──────── Stored data
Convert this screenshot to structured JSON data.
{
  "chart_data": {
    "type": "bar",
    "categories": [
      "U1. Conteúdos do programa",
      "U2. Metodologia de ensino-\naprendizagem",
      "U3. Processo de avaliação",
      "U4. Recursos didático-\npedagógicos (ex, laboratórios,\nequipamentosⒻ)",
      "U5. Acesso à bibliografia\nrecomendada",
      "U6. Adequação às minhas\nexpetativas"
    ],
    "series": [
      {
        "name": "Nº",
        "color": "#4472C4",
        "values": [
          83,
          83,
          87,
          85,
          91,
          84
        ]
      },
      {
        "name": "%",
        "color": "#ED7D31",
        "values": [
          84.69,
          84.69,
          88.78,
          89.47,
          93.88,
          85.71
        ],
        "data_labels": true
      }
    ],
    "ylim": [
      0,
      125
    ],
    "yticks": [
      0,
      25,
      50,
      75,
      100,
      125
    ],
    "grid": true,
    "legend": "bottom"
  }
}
────────────────
**What you should do**.
Give back all the records exactly as they stand.

**Solution for this task**.
Convert this screenshot to structured JSON data.
{
  "chart_data": {
    "type": "bar",
    "categories": [
      "U1. Conteúdos do programa",
      "U2. Metodologia de ensino-\naprendizagem",
      "U3. Processo de avaliação",
      "U4. Recursos didático-\npedagógicos (ex, laboratórios,\nequipamentosⒻ)",
      "U5. Acesso à bibliografia\nrecomendada",
      "U6. Adequação às minhas\nexpetativas"
    ],
    "series": [
      {
        "name": "Nº",
        "color": "#4472C4",
        "values": [
          83,
          83,
          87,
          85,
          91,
          84
        ]
      },
      {
        "name": "%",
        "color": "#ED7D31",
        "values": [
          84.69,
          84.69,
          88.78,
          89.47,
          93.88,
          85.71
        ],
        "data_labels": true
      }
    ],
    "ylim": [
      0,
      125
    ],
    "yticks": [
      0,
      25,
      50,
      75,
      100,
      125
    ],
    "grid": true,
    "legend": "bottom"
  }
}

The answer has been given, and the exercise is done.